» **Written problem**: Transcribe all the records with complete accuracy.

» **Extracted data entries**:
>> Begin

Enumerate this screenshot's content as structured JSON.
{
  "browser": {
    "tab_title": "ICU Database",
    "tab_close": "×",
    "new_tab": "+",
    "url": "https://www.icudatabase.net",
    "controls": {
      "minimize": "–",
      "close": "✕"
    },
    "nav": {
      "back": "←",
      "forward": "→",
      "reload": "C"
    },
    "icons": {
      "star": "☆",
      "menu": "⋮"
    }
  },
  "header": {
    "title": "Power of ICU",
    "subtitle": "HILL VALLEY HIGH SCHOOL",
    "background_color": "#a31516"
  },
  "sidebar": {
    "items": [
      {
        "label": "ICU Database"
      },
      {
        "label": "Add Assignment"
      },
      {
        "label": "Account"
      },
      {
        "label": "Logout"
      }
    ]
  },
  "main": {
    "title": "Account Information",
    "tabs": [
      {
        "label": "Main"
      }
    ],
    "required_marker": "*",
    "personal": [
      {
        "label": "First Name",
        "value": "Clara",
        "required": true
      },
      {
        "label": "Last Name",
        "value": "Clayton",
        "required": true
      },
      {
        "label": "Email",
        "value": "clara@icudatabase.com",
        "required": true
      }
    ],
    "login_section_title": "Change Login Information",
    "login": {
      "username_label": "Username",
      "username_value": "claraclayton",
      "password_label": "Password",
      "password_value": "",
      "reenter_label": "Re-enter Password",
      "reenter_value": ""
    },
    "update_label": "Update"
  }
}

>> End

» **Full response**:
Enumerate this screenshot's content as structured JSON.
{
  "browser": {
    "tab_title": "ICU Database",
    "tab_close": "×",
    "new_tab": "+",
    "url": "https://www.icudatabase.net",
    "controls": {
      "minimize": "–",
      "close": "✕"
    },
    "nav": {
      "back": "←",
      "forward": "→",
      "reload": "C"
    },
    "icons": {
      "star": "☆",
      "menu": "⋮"
    }
  },
  "header": {
    "title": "Power of ICU",
    "subtitle": "HILL VALLEY HIGH SCHOOL",
    "background_color": "#a31516"
  },
  "sidebar": {
    "items": [
      {
        "label": "ICU Database"
      },
      {
        "label": "Add Assignment"
      },
      {
        "label": "Account"
      },
      {
        "label": "Logout"
      }
    ]
  },
  "main": {
    "title": "Account Information",
    "tabs": [
      {
        "label": "Main"
      }
    ],
    "required_marker": "*",
    "personal": [
      {
        "label": "First Name",
        "value": "Clara",
        "required": true
      },
      {
        "label": "Last Name",
        "value": "Clayton",
        "required": true
      },
      {
        "label": "Email",
        "value": "clara@icudatabase.com",
        "required": true
      }
    ],
    "login_section_title": "Change Login Information",
    "login": {
      "username_label": "Username",
      "username_value": "claraclayton",
      "password_label": "Password",
      "password_value": "",
      "reenter_label": "Re-enter Password",
      "reenter_value": ""
    },
    "update_label": "Update"
  }
}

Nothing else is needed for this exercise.